═══ DATA SUPPLIED
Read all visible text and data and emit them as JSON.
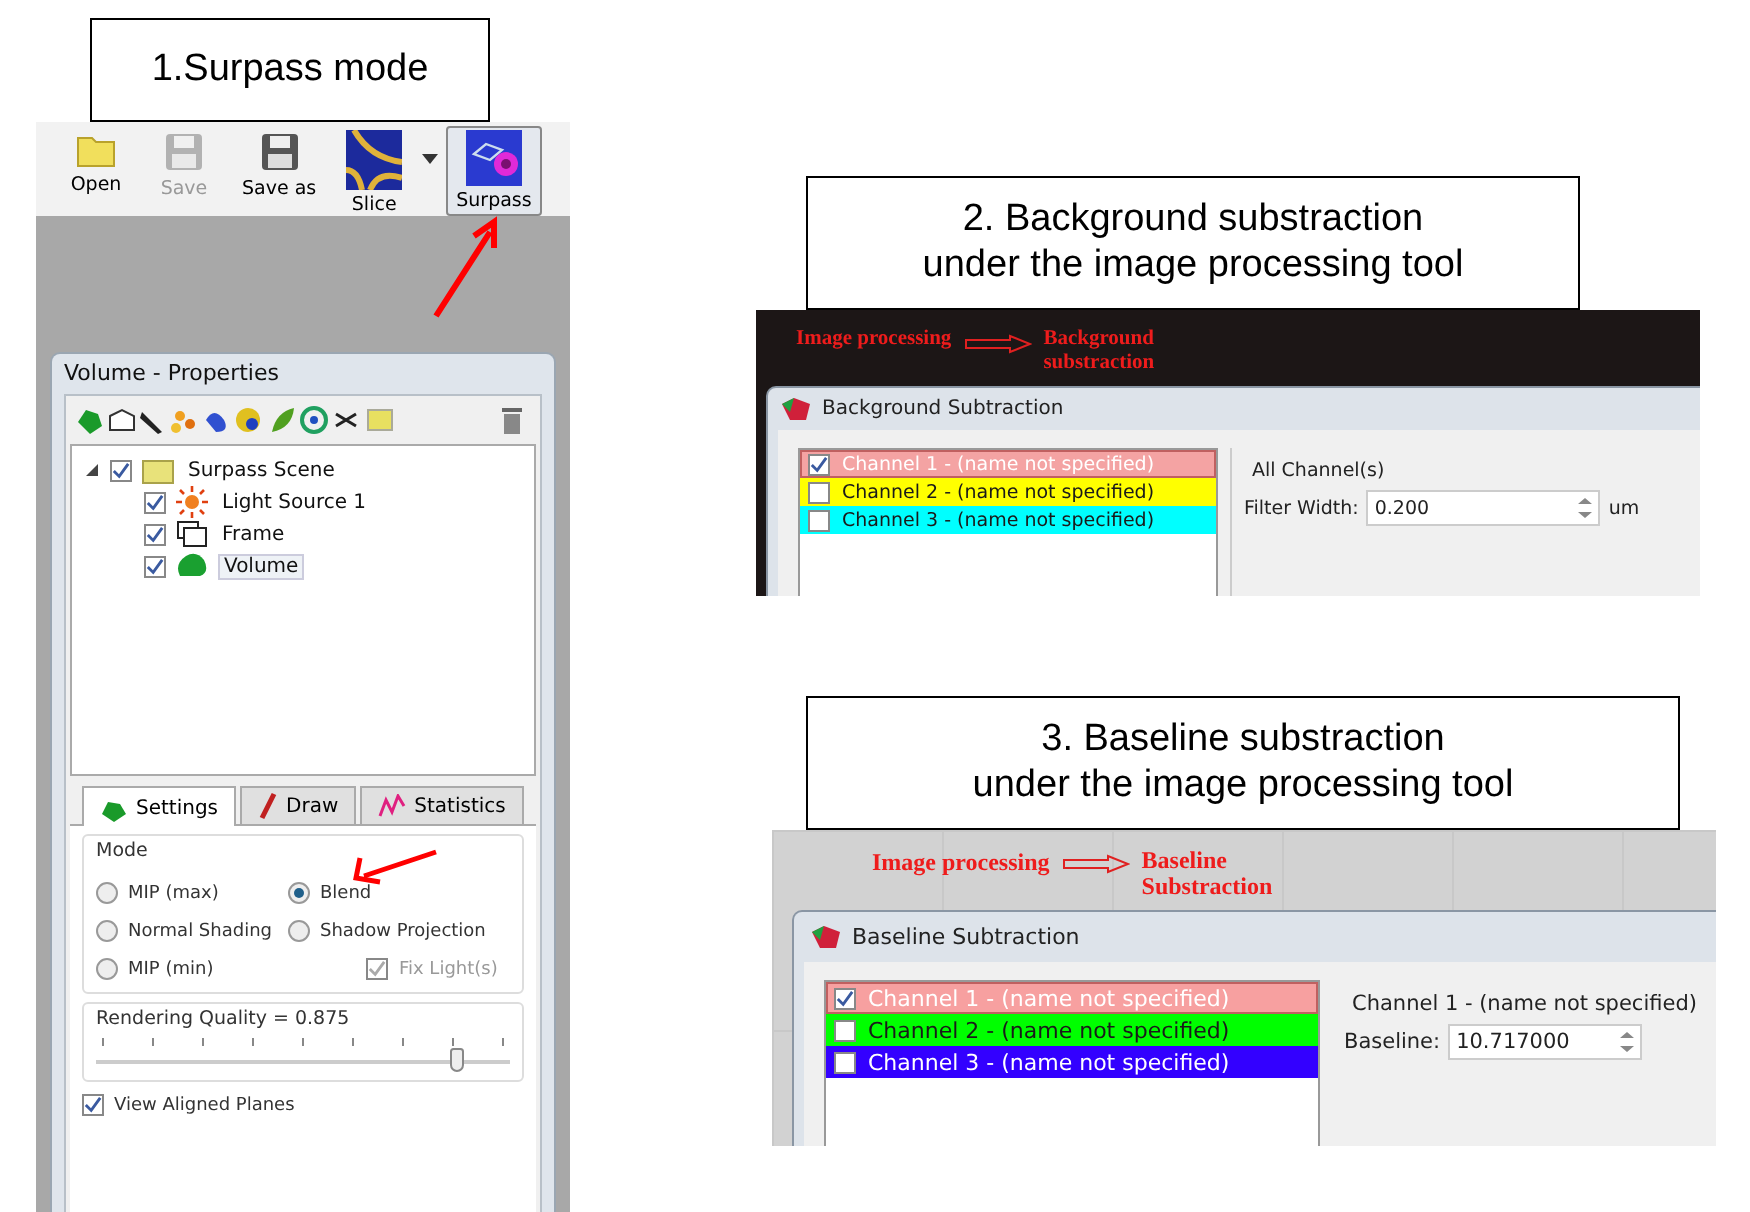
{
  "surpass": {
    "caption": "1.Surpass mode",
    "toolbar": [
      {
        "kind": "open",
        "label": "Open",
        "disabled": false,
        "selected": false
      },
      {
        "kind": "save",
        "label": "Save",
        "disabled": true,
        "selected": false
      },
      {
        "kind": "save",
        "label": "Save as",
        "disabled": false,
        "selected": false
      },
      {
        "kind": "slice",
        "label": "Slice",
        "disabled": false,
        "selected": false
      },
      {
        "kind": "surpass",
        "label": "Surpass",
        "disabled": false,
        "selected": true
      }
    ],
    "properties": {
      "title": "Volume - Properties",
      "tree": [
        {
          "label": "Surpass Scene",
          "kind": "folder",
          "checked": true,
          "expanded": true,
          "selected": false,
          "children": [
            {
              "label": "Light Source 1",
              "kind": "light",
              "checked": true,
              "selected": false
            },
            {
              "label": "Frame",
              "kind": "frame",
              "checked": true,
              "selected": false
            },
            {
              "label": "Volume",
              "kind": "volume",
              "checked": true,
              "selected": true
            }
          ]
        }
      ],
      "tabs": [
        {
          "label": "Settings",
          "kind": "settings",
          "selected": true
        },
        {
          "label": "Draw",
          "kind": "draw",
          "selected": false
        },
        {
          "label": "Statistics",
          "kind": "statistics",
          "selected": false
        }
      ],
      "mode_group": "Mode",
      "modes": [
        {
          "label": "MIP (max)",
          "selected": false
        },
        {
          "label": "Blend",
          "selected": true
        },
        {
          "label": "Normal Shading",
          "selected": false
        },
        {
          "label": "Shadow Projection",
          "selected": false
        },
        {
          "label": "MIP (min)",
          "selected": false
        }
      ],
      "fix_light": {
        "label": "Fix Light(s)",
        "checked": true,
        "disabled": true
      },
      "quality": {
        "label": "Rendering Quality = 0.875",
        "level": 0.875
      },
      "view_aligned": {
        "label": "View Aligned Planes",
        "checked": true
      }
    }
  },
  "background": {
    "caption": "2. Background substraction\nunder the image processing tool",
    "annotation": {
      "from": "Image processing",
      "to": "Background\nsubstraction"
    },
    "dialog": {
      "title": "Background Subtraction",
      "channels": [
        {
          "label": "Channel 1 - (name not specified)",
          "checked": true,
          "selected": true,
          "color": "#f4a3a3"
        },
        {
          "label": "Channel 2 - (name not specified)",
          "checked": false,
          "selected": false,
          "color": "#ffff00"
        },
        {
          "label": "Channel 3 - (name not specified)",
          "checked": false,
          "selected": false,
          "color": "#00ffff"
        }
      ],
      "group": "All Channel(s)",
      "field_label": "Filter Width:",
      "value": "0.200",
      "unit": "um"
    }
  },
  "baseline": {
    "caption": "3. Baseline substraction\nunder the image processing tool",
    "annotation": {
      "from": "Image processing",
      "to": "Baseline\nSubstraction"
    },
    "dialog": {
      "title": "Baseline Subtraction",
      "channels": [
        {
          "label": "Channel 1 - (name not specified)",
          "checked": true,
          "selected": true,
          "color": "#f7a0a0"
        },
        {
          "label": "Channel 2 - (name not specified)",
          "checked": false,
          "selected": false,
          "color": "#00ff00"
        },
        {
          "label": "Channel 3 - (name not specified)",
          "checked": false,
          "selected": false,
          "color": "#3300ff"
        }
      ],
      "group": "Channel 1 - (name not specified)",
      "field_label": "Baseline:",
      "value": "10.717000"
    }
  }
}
══════
Set the data above down again exactly as given, with no pictures.

#### [THE SOLUTION]
Read all visible text and data and emit them as JSON.
{
  "surpass": {
    "caption": "1.Surpass mode",
    "toolbar": [
      {
        "kind": "open",
        "label": "Open",
        "disabled": false,
        "selected": false
      },
      {
        "kind": "save",
        "label": "Save",
        "disabled": true,
        "selected": false
      },
      {
        "kind": "save",
        "label": "Save as",
        "disabled": false,
        "selected": false
      },
      {
        "kind": "slice",
        "label": "Slice",
        "disabled": false,
        "selected": false
      },
      {
        "kind": "surpass",
        "label": "Surpass",
        "disabled": false,
        "selected": true
      }
    ],
    "properties": {
      "title": "Volume - Properties",
      "tree": [
        {
          "label": "Surpass Scene",
          "kind": "folder",
          "checked": true,
          "expanded": true,
          "selected": false,
          "children": [
            {
              "label": "Light Source 1",
              "kind": "light",
              "checked": true,
              "selected": false
            },
            {
              "label": "Frame",
              "kind": "frame",
              "checked": true,
              "selected": false
            },
            {
              "label": "Volume",
              "kind": "volume",
              "checked": true,
              "selected": true
            }
          ]
        }
      ],
      "tabs": [
        {
          "label": "Settings",
          "kind": "settings",
          "selected": true
        },
        {
          "label": "Draw",
          "kind": "draw",
          "selected": false
        },
        {
          "label": "Statistics",
          "kind": "statistics",
          "selected": false
        }
      ],
      "mode_group": "Mode",
      "modes": [
        {
          "label": "MIP (max)",
          "selected": false
        },
        {
          "label": "Blend",
          "selected": true
        },
        {
          "label": "Normal Shading",
          "selected": false
        },
        {
          "label": "Shadow Projection",
          "selected": false
        },
        {
          "label": "MIP (min)",
          "selected": false
        }
      ],
      "fix_light": {
        "label": "Fix Light(s)",
        "checked": true,
        "disabled": true
      },
      "quality": {
        "label": "Rendering Quality = 0.875",
        "level": 0.875
      },
      "view_aligned": {
        "label": "View Aligned Planes",
        "checked": true
      }
    }
  },
  "background": {
    "caption": "2. Background substraction\nunder the image processing tool",
    "annotation": {
      "from": "Image processing",
      "to": "Background\nsubstraction"
    },
    "dialog": {
      "title": "Background Subtraction",
      "channels": [
        {
          "label": "Channel 1 - (name not specified)",
          "checked": true,
          "selected": true,
          "color": "#f4a3a3"
        },
        {
          "label": "Channel 2 - (name not specified)",
          "checked": false,
          "selected": false,
          "color": "#ffff00"
        },
        {
          "label": "Channel 3 - (name not specified)",
          "checked": false,
          "selected": false,
          "color": "#00ffff"
        }
      ],
      "group": "All Channel(s)",
      "field_label": "Filter Width:",
      "value": "0.200",
      "unit": "um"
    }
  },
  "baseline": {
    "caption": "3. Baseline substraction\nunder the image processing tool",
    "annotation": {
      "from": "Image processing",
      "to": "Baseline\nSubstraction"
    },
    "dialog": {
      "title": "Baseline Subtraction",
      "channels": [
        {
          "label": "Channel 1 - (name not specified)",
          "checked": true,
          "selected": true,
          "color": "#f7a0a0"
        },
        {
          "label": "Channel 2 - (name not specified)",
          "checked": false,
          "selected": false,
          "color": "#00ff00"
        },
        {
          "label": "Channel 3 - (name not specified)",
          "checked": false,
          "selected": false,
          "color": "#3300ff"
        }
      ],
      "group": "Channel 1 - (name not specified)",
      "field_label": "Baseline:",
      "value": "10.717000"
    }
  }
}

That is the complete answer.